Objective:
Send back the records in full, character for character.

Extracted data:
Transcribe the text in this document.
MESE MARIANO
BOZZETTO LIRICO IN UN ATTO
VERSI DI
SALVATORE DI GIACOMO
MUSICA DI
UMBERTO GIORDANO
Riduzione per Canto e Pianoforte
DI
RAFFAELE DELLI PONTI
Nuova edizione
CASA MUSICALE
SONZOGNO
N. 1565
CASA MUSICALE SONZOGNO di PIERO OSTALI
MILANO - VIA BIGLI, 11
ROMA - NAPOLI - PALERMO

Output:
Transcribe the text in this document.
MESE MARIANO
BOZZETTO LIRICO IN UN ATTO
VERSI DI
SALVATORE DI GIACOMO
MUSICA DI
UMBERTO GIORDANO
Riduzione per Canto e Pianoforte
DI
RAFFAELE DELLI PONTI
Nuova edizione
CASA MUSICALE
SONZOGNO
N. 1565
CASA MUSICALE SONZOGNO di PIERO OSTALI
MILANO - VIA BIGLI, 11
ROMA - NAPOLI - PALERMO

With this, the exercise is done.